Begin
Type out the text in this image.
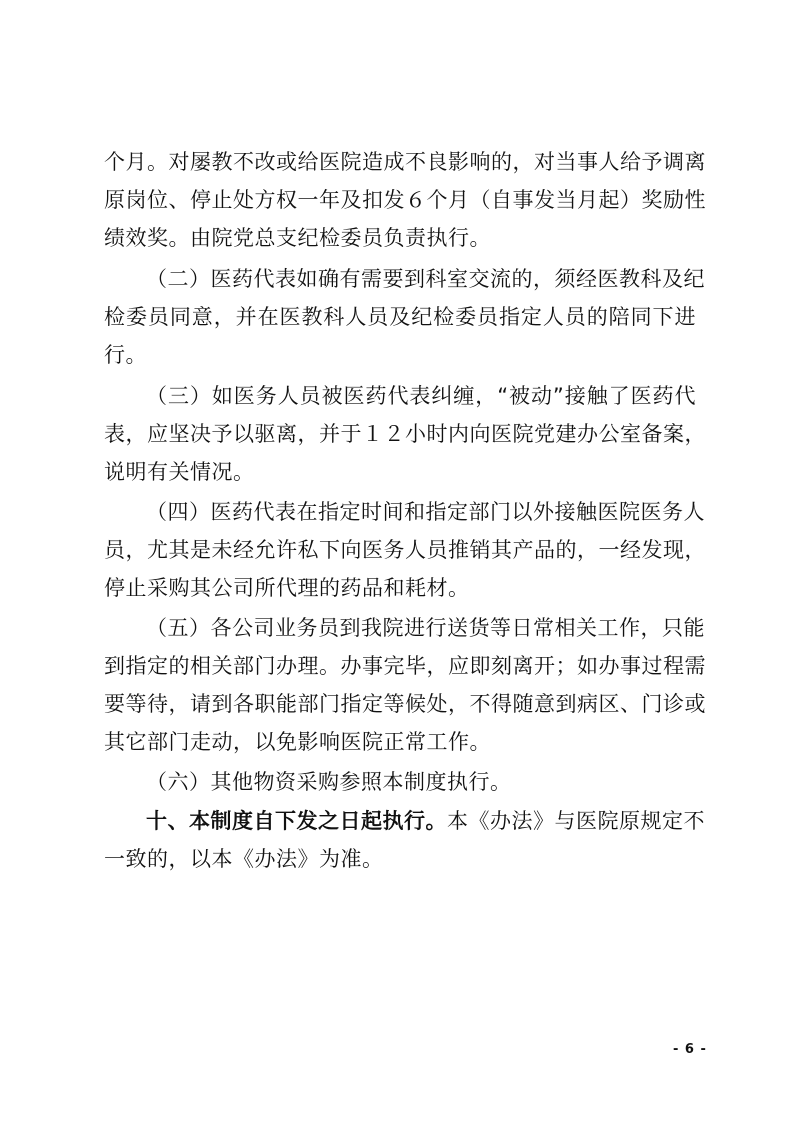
个月。对屡教不改或给医院造成不良影响的，对当事人给予调离
原岗位、停止处方权一年及扣发６个月（自事发当月起）奖励性
绩效奖。由院党总支纪检委员负责执行。
（二）医药代表如确有需要到科室交流的，须经医教科及纪
检委员同意，并在医教科人员及纪检委员指定人员的陪同下进
行。
（三）如医务人员被医药代表纠缠，“被动”接触了医药代
表，应坚决予以驱离，并于１２小时内向医院党建办公室备案，
说明有关情况。
（四）医药代表在指定时间和指定部门以外接触医院医务人
员，尤其是未经允许私下向医务人员推销其产品的，一经发现，
停止采购其公司所代理的药品和耗材。
（五）各公司业务员到我院进行送货等日常相关工作，只能
到指定的相关部门办理。办事完毕，应即刻离开；如办事过程需
要等待，请到各职能部门指定等候处，不得随意到病区、门诊或
其它部门走动，以免影响医院正常工作。
（六）其他物资采购参照本制度执行。
十、本制度自下发之日起执行。本《办法》与医院原规定不
一致的，以本《办法》为准。
- 6 -
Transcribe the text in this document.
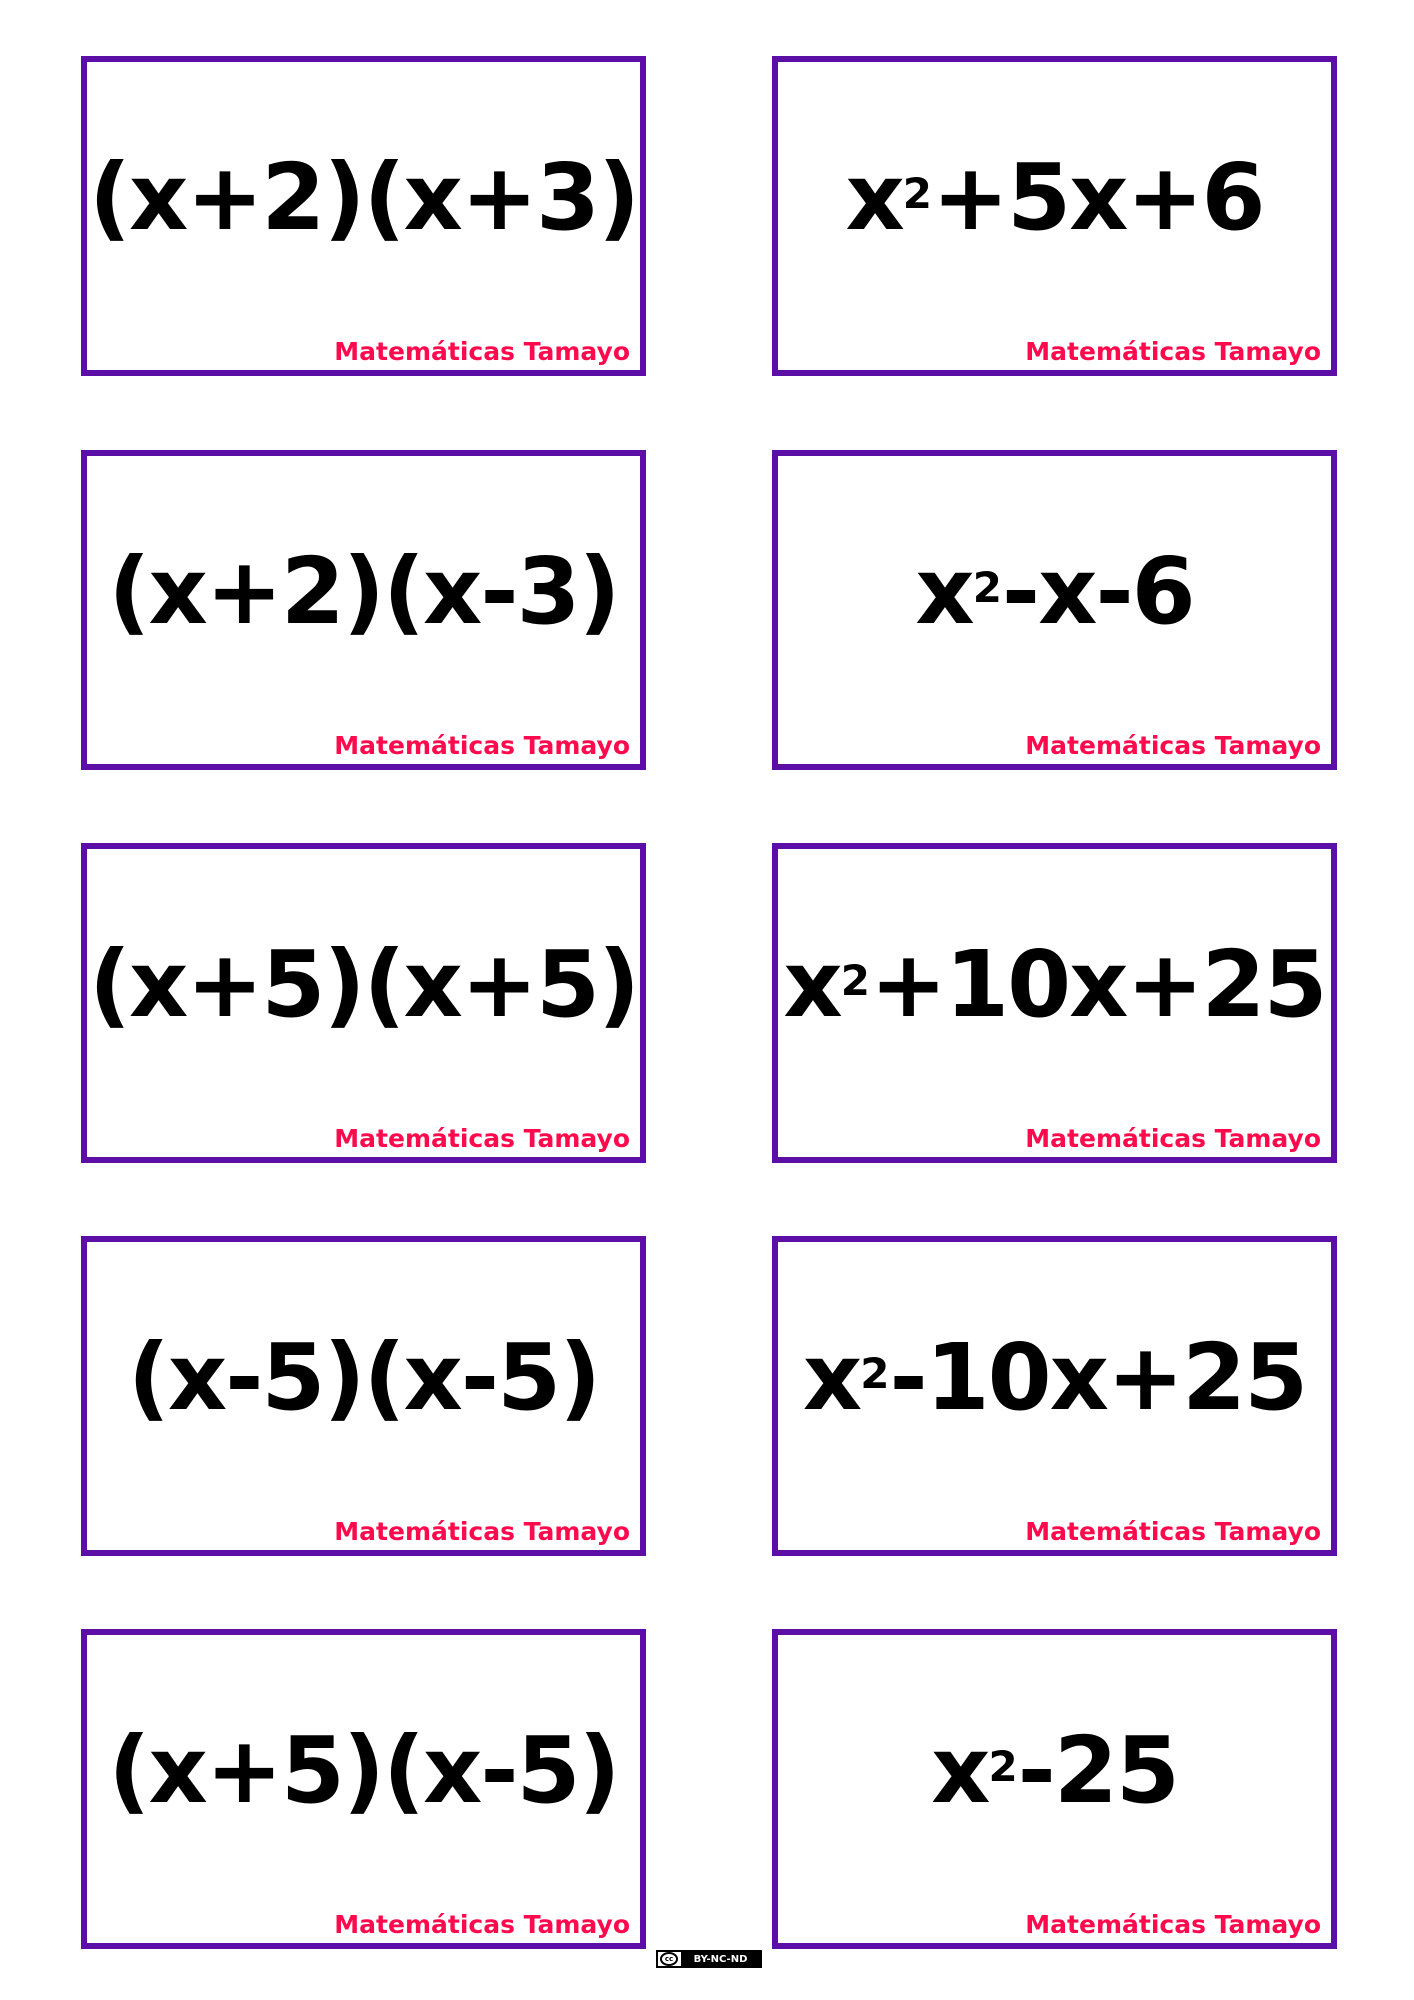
(x+2)(x+3)
Matemáticas Tamayo
$x^2 +5x+6$
Matemáticas Tamayo
(x+2)(x-3)
Matemáticas Tamayo
$x^2$ -x-6
Matemáticas Tamayo
(x+5)(x+5)
Matemáticas Tamayo
$x^2 +10x+25$
Matemáticas Tamayo
(x-5)(x-5)
Matemáticas Tamayo
$x^2$ -10x+25
Matemáticas Tamayo
(x+5)(x-5)
Matemáticas Tamayo
$x^2$ -25
Matemáticas Tamayo
cc	BY-NC-ND
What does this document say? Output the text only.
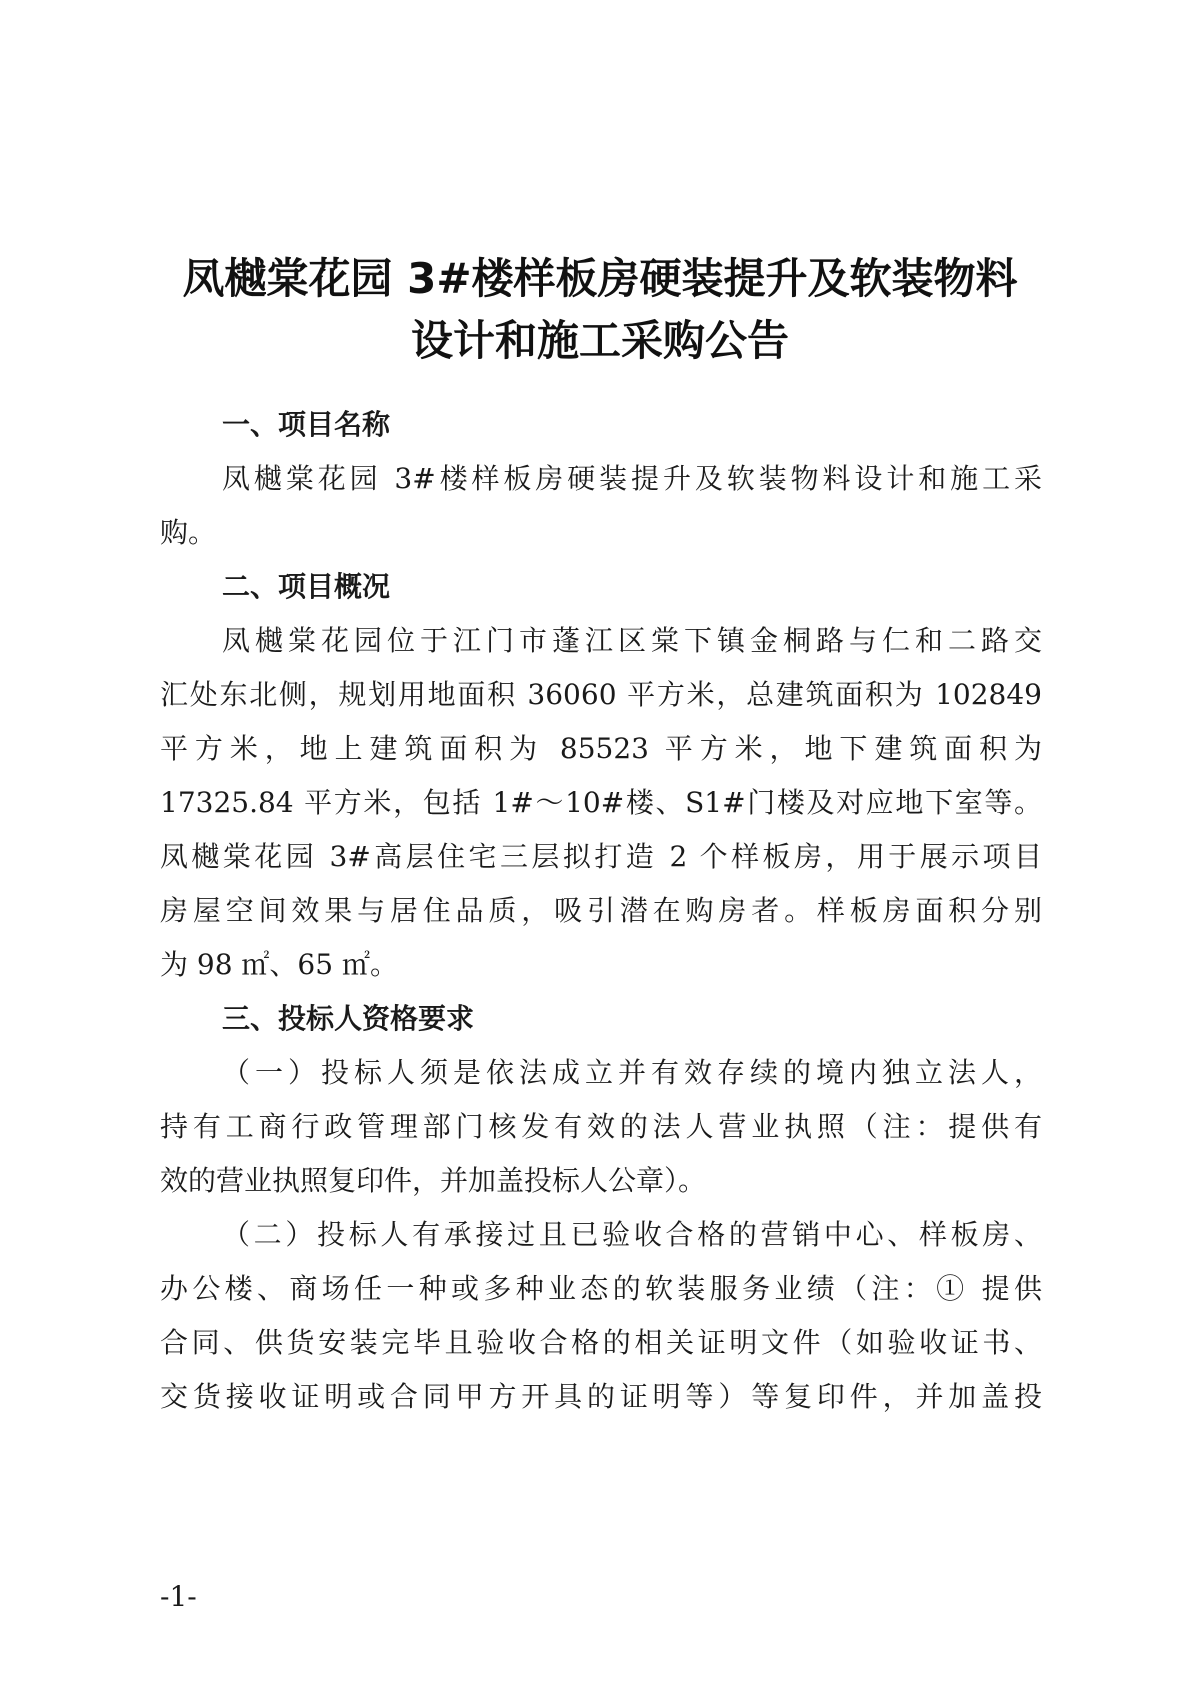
凤樾棠花园 3#楼样板房硬装提升及软装物料
设计和施工采购公告
一、项目名称
凤樾棠花园 3#楼样板房硬装提升及软装物料设计和施工采
购。
二、项目概况
凤樾棠花园位于江门市蓬江区棠下镇金桐路与仁和二路交
汇处东北侧，规划用地面积 36060 平方米，总建筑面积为 102849
平方米，地上建筑面积为 85523 平方米，地下建筑面积为
17325.84 平方米，包括 1#～10#楼、S1#门楼及对应地下室等。
凤樾棠花园 3#高层住宅三层拟打造 2 个样板房，用于展示项目
房屋空间效果与居住品质，吸引潜在购房者。样板房面积分别
为 98 ㎡、65 ㎡。
三、投标人资格要求
（一）投标人须是依法成立并有效存续的境内独立法人，
持有工商行政管理部门核发有效的法人营业执照（注：提供有
效的营业执照复印件，并加盖投标人公章）。
（二）投标人有承接过且已验收合格的营销中心、样板房、
办公楼、商场任一种或多种业态的软装服务业绩（注：① 提供
合同、供货安装完毕且验收合格的相关证明文件（如验收证书、
交货接收证明或合同甲方开具的证明等）等复印件，并加盖投
-1-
End
» AIM OF THE EXERCISE
Output the records above exactly; leave out the pictures.

» OUTPUT FOR THIS TASK
Type out the text in this image.
个月。对屡教不改或给医院造成不良影响的，对当事人给予调离
原岗位、停止处方权一年及扣发６个月（自事发当月起）奖励性
绩效奖。由院党总支纪检委员负责执行。
（二）医药代表如确有需要到科室交流的，须经医教科及纪
检委员同意，并在医教科人员及纪检委员指定人员的陪同下进
行。
（三）如医务人员被医药代表纠缠，“被动”接触了医药代
表，应坚决予以驱离，并于１２小时内向医院党建办公室备案，
说明有关情况。
（四）医药代表在指定时间和指定部门以外接触医院医务人
员，尤其是未经允许私下向医务人员推销其产品的，一经发现，
停止采购其公司所代理的药品和耗材。
（五）各公司业务员到我院进行送货等日常相关工作，只能
到指定的相关部门办理。办事完毕，应即刻离开；如办事过程需
要等待，请到各职能部门指定等候处，不得随意到病区、门诊或
其它部门走动，以免影响医院正常工作。
（六）其他物资采购参照本制度执行。
十、本制度自下发之日起执行。本《办法》与医院原规定不
一致的，以本《办法》为准。
- 6 -
Transcribe the text in this document.
(x+2)(x+3)
Matemáticas Tamayo
$x^2 +5x+6$
Matemáticas Tamayo
(x+2)(x-3)
Matemáticas Tamayo
$x^2$ -x-6
Matemáticas Tamayo
(x+5)(x+5)
Matemáticas Tamayo
$x^2 +10x+25$
Matemáticas Tamayo
(x-5)(x-5)
Matemáticas Tamayo
$x^2$ -10x+25
Matemáticas Tamayo
(x+5)(x-5)
Matemáticas Tamayo
$x^2$ -25
Matemáticas Tamayo
cc	BY-NC-ND
What does this document say? Output the text only.
凤樾棠花园 3#楼样板房硬装提升及软装物料
设计和施工采购公告
一、项目名称
凤樾棠花园 3#楼样板房硬装提升及软装物料设计和施工采
购。
二、项目概况
凤樾棠花园位于江门市蓬江区棠下镇金桐路与仁和二路交
汇处东北侧，规划用地面积 36060 平方米，总建筑面积为 102849
平方米，地上建筑面积为 85523 平方米，地下建筑面积为
17325.84 平方米，包括 1#～10#楼、S1#门楼及对应地下室等。
凤樾棠花园 3#高层住宅三层拟打造 2 个样板房，用于展示项目
房屋空间效果与居住品质，吸引潜在购房者。样板房面积分别
为 98 ㎡、65 ㎡。
三、投标人资格要求
（一）投标人须是依法成立并有效存续的境内独立法人，
持有工商行政管理部门核发有效的法人营业执照（注：提供有
效的营业执照复印件，并加盖投标人公章）。
（二）投标人有承接过且已验收合格的营销中心、样板房、
办公楼、商场任一种或多种业态的软装服务业绩（注：① 提供
合同、供货安装完毕且验收合格的相关证明文件（如验收证书、
交货接收证明或合同甲方开具的证明等）等复印件，并加盖投
-1-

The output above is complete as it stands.